▶ **Required work**:
Go through the records and show each line where the word "fill" occurs.

▶ **Input**:
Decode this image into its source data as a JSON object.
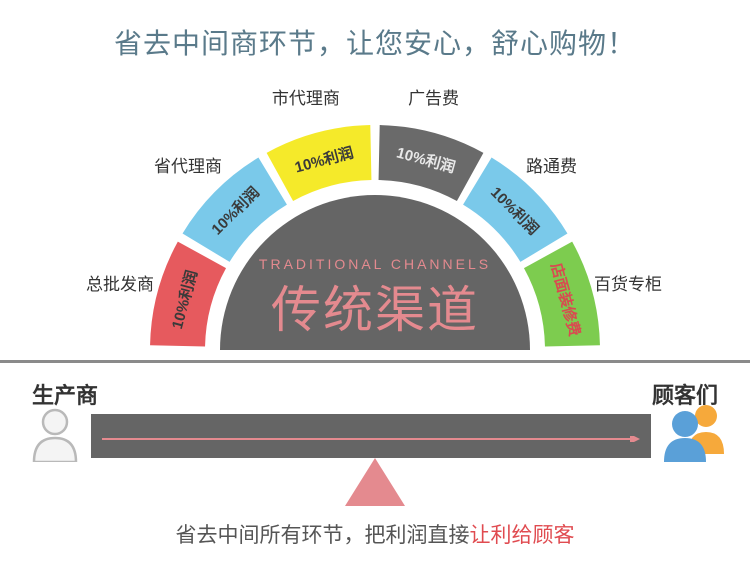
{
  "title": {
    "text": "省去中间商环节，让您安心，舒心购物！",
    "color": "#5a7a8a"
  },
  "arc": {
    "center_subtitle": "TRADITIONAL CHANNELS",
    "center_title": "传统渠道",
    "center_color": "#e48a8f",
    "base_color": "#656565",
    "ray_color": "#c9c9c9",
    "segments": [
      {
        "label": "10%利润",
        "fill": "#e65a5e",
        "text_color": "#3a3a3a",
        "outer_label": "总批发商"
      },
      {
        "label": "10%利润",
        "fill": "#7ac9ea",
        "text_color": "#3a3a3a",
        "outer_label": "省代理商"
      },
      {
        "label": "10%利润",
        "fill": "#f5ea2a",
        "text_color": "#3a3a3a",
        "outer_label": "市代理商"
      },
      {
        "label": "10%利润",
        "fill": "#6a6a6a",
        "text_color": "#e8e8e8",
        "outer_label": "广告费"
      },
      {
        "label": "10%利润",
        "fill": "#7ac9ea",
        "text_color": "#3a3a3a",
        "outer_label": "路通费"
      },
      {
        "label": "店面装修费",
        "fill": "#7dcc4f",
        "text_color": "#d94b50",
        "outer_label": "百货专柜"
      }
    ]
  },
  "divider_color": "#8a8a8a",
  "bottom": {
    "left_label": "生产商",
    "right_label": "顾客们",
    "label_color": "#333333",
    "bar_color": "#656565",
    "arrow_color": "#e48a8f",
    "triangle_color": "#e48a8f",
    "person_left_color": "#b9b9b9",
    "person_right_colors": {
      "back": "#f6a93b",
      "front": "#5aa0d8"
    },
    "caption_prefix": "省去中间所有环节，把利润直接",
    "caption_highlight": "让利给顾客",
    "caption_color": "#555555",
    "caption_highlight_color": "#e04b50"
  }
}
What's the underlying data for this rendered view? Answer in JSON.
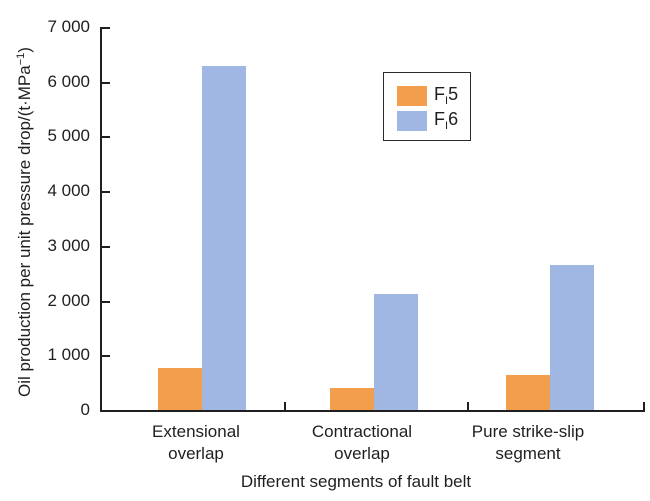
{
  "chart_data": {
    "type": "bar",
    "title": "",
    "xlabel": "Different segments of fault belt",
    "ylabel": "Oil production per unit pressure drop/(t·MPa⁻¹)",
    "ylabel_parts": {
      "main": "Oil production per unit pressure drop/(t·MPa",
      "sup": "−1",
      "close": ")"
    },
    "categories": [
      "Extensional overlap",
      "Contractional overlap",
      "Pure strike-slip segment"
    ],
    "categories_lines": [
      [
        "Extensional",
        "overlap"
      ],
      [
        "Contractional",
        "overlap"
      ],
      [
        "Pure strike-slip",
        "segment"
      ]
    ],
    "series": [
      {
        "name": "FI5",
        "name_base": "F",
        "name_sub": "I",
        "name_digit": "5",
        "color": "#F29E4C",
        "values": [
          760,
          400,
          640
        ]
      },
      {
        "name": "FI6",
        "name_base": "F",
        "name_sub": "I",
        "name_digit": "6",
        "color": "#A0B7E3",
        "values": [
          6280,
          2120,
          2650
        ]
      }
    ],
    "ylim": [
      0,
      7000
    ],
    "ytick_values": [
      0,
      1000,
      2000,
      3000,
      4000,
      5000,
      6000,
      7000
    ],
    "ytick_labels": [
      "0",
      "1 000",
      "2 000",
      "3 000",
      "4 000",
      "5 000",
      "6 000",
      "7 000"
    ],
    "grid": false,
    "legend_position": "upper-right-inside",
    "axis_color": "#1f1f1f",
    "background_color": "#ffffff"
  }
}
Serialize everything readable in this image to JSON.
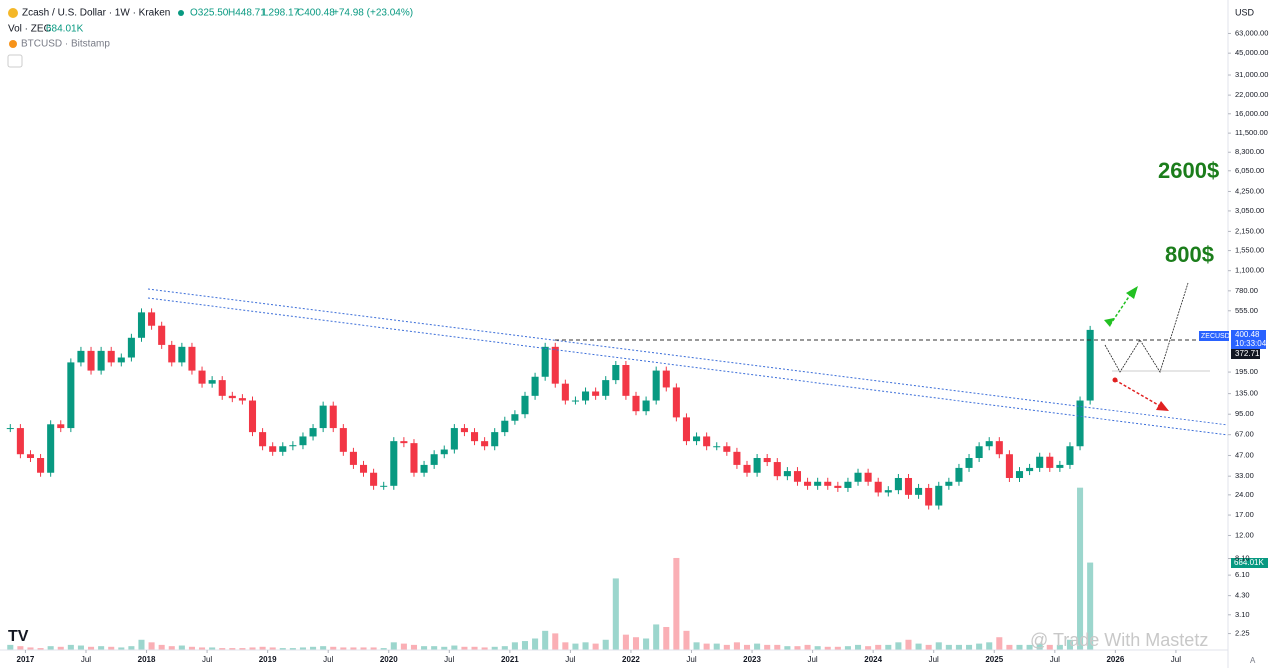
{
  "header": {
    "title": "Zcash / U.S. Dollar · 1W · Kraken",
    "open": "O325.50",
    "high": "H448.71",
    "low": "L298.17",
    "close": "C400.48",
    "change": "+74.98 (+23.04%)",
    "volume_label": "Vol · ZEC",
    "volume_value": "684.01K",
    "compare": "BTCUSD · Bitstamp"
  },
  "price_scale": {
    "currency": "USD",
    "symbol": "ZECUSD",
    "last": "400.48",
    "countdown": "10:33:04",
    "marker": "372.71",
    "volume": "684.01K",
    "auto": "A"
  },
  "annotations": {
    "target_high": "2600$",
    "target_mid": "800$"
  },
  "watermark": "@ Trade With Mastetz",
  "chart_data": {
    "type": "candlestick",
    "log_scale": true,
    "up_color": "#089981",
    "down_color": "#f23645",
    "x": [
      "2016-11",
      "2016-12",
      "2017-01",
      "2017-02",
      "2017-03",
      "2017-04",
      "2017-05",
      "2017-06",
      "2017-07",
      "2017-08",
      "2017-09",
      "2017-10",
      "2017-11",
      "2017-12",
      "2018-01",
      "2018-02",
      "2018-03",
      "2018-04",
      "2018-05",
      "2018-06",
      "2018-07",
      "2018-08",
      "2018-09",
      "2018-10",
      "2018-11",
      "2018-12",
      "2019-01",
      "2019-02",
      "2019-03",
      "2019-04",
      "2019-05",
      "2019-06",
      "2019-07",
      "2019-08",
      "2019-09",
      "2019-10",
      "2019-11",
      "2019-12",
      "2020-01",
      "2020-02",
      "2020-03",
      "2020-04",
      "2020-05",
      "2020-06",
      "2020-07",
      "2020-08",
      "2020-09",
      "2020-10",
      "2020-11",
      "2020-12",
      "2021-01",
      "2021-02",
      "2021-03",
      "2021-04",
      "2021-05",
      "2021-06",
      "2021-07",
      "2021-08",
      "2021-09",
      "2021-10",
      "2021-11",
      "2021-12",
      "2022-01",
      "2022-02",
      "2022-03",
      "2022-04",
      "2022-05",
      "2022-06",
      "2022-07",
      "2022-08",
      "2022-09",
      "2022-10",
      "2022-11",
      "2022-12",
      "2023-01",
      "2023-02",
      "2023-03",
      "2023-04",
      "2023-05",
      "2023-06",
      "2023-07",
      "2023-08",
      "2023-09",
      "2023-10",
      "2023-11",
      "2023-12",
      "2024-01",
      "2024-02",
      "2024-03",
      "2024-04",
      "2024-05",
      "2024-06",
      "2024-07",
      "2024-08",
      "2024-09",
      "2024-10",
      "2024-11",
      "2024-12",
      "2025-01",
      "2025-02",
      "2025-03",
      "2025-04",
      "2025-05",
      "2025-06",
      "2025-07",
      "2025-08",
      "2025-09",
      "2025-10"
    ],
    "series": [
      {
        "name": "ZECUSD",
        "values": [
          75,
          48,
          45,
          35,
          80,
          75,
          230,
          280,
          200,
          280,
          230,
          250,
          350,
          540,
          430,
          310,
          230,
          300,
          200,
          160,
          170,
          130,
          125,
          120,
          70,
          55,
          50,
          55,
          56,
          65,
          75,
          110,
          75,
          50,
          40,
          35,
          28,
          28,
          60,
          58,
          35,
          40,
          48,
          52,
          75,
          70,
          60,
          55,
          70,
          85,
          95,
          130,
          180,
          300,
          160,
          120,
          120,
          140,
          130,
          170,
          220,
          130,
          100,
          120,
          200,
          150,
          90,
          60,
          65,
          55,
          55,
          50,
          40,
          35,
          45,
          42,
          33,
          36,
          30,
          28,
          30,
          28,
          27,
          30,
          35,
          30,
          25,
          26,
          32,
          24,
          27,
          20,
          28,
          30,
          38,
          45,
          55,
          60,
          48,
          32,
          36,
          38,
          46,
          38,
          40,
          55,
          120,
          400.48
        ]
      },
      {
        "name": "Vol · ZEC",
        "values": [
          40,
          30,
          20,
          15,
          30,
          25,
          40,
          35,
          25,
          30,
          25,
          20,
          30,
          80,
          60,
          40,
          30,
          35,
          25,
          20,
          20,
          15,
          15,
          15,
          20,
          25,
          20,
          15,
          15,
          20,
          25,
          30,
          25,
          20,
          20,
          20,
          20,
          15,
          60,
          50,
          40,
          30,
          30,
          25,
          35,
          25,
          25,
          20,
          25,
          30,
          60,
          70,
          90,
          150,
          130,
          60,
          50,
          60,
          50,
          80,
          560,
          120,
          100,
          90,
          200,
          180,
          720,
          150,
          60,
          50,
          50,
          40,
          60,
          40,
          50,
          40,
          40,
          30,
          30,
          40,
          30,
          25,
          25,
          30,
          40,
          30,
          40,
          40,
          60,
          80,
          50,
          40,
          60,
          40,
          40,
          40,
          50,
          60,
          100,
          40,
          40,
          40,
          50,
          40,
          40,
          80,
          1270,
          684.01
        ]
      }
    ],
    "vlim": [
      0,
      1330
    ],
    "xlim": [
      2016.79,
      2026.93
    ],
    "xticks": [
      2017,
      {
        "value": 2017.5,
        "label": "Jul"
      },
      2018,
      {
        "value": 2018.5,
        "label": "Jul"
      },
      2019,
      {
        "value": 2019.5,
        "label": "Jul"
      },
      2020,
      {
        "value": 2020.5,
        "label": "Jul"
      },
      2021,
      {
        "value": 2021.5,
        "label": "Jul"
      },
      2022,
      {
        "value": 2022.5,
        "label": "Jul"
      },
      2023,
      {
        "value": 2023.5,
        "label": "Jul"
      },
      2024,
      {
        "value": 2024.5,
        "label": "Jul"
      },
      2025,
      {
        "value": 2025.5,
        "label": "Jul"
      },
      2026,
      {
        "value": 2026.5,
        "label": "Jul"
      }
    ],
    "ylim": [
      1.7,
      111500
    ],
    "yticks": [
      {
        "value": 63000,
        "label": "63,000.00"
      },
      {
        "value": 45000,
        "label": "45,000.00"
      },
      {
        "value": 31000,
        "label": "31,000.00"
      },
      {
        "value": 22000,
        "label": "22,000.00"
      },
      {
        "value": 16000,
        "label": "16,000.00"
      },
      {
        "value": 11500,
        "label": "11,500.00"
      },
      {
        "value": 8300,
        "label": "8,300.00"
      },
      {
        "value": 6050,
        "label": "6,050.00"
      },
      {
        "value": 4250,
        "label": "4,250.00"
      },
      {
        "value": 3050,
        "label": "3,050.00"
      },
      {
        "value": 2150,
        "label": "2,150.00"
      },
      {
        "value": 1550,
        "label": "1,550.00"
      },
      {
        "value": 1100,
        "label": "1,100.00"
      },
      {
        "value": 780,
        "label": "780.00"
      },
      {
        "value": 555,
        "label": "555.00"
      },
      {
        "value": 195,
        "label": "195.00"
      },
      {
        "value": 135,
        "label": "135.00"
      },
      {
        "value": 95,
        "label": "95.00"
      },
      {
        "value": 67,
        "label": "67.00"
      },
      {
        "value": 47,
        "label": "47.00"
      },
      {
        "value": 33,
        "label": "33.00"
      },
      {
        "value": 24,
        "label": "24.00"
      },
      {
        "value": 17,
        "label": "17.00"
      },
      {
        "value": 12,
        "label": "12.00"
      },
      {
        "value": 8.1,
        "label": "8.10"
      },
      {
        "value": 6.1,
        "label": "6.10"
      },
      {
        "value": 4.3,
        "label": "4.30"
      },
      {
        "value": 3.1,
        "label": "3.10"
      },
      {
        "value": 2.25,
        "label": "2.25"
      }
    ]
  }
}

▶ **Response to this task**:
        "fill": "#e65a5e",
        "fill": "#7ac9ea",
        "fill": "#f5ea2a",
        "fill": "#6a6a6a",
        "fill": "#7ac9ea",
        "fill": "#7dcc4f",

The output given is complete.